— START OF RECORDS SUPPLIED —
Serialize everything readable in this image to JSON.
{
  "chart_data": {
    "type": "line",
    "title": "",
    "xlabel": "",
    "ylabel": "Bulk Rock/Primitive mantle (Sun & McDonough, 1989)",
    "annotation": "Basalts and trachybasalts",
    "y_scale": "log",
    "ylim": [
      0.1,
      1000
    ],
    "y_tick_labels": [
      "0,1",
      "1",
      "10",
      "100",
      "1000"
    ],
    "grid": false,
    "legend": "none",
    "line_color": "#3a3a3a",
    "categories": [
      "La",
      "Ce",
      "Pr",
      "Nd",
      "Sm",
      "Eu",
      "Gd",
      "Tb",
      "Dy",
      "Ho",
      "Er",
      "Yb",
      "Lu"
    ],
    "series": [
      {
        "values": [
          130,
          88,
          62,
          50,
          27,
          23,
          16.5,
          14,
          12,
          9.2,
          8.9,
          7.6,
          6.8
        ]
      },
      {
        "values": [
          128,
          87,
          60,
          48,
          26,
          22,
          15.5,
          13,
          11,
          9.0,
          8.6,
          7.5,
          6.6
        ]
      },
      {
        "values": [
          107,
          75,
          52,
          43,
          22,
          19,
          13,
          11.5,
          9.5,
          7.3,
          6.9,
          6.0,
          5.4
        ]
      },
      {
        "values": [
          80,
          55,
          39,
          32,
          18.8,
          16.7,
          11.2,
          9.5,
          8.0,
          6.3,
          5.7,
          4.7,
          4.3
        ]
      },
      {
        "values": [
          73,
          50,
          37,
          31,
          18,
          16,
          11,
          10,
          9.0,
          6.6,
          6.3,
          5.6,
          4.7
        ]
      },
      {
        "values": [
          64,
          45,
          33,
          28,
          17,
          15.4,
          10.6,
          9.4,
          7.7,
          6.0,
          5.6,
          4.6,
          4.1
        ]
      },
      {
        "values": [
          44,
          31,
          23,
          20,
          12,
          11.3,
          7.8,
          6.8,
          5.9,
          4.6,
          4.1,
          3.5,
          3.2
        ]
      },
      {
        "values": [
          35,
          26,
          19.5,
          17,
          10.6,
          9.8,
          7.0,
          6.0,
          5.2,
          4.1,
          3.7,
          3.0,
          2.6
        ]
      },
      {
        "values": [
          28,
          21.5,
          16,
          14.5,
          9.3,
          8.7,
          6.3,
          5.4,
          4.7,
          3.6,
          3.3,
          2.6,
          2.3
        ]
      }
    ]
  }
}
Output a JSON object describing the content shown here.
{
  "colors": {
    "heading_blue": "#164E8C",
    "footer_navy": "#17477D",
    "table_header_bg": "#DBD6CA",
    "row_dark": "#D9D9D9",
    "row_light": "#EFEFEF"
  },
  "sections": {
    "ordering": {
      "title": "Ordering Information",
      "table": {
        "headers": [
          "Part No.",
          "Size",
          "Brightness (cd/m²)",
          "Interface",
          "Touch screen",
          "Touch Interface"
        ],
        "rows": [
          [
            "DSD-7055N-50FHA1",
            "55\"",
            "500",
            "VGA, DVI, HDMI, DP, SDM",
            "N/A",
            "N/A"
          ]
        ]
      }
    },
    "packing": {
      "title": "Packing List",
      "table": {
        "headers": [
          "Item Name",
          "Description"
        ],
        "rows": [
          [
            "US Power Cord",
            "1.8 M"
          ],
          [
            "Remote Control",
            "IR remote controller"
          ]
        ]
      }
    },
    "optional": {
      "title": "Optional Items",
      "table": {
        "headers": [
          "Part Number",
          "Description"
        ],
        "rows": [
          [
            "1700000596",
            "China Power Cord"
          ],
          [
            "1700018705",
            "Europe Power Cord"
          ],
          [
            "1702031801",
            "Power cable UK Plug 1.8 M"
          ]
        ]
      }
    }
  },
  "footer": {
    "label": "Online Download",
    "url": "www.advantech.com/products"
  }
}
— END OF RECORDS SUPPLIED —
* [DO THIS]: The listing above should be transcribed in full, exactly as written.

* [WRITTEN SOLUTION]:
Serialize everything readable in this image to JSON.
{
  "chart_data": {
    "type": "line",
    "title": "",
    "xlabel": "",
    "ylabel": "Bulk Rock/Primitive mantle (Sun & McDonough, 1989)",
    "annotation": "Basalts and trachybasalts",
    "y_scale": "log",
    "ylim": [
      0.1,
      1000
    ],
    "y_tick_labels": [
      "0,1",
      "1",
      "10",
      "100",
      "1000"
    ],
    "grid": false,
    "legend": "none",
    "line_color": "#3a3a3a",
    "categories": [
      "La",
      "Ce",
      "Pr",
      "Nd",
      "Sm",
      "Eu",
      "Gd",
      "Tb",
      "Dy",
      "Ho",
      "Er",
      "Yb",
      "Lu"
    ],
    "series": [
      {
        "values": [
          130,
          88,
          62,
          50,
          27,
          23,
          16.5,
          14,
          12,
          9.2,
          8.9,
          7.6,
          6.8
        ]
      },
      {
        "values": [
          128,
          87,
          60,
          48,
          26,
          22,
          15.5,
          13,
          11,
          9.0,
          8.6,
          7.5,
          6.6
        ]
      },
      {
        "values": [
          107,
          75,
          52,
          43,
          22,
          19,
          13,
          11.5,
          9.5,
          7.3,
          6.9,
          6.0,
          5.4
        ]
      },
      {
        "values": [
          80,
          55,
          39,
          32,
          18.8,
          16.7,
          11.2,
          9.5,
          8.0,
          6.3,
          5.7,
          4.7,
          4.3
        ]
      },
      {
        "values": [
          73,
          50,
          37,
          31,
          18,
          16,
          11,
          10,
          9.0,
          6.6,
          6.3,
          5.6,
          4.7
        ]
      },
      {
        "values": [
          64,
          45,
          33,
          28,
          17,
          15.4,
          10.6,
          9.4,
          7.7,
          6.0,
          5.6,
          4.6,
          4.1
        ]
      },
      {
        "values": [
          44,
          31,
          23,
          20,
          12,
          11.3,
          7.8,
          6.8,
          5.9,
          4.6,
          4.1,
          3.5,
          3.2
        ]
      },
      {
        "values": [
          35,
          26,
          19.5,
          17,
          10.6,
          9.8,
          7.0,
          6.0,
          5.2,
          4.1,
          3.7,
          3.0,
          2.6
        ]
      },
      {
        "values": [
          28,
          21.5,
          16,
          14.5,
          9.3,
          8.7,
          6.3,
          5.4,
          4.7,
          3.6,
          3.3,
          2.6,
          2.3
        ]
      }
    ]
  }
}
Output a JSON object describing the content shown here.
{
  "colors": {
    "heading_blue": "#164E8C",
    "footer_navy": "#17477D",
    "table_header_bg": "#DBD6CA",
    "row_dark": "#D9D9D9",
    "row_light": "#EFEFEF"
  },
  "sections": {
    "ordering": {
      "title": "Ordering Information",
      "table": {
        "headers": [
          "Part No.",
          "Size",
          "Brightness (cd/m²)",
          "Interface",
          "Touch screen",
          "Touch Interface"
        ],
        "rows": [
          [
            "DSD-7055N-50FHA1",
            "55\"",
            "500",
            "VGA, DVI, HDMI, DP, SDM",
            "N/A",
            "N/A"
          ]
        ]
      }
    },
    "packing": {
      "title": "Packing List",
      "table": {
        "headers": [
          "Item Name",
          "Description"
        ],
        "rows": [
          [
            "US Power Cord",
            "1.8 M"
          ],
          [
            "Remote Control",
            "IR remote controller"
          ]
        ]
      }
    },
    "optional": {
      "title": "Optional Items",
      "table": {
        "headers": [
          "Part Number",
          "Description"
        ],
        "rows": [
          [
            "1700000596",
            "China Power Cord"
          ],
          [
            "1700018705",
            "Europe Power Cord"
          ],
          [
            "1702031801",
            "Power cable UK Plug 1.8 M"
          ]
        ]
      }
    }
  },
  "footer": {
    "label": "Online Download",
    "url": "www.advantech.com/products"
  }
}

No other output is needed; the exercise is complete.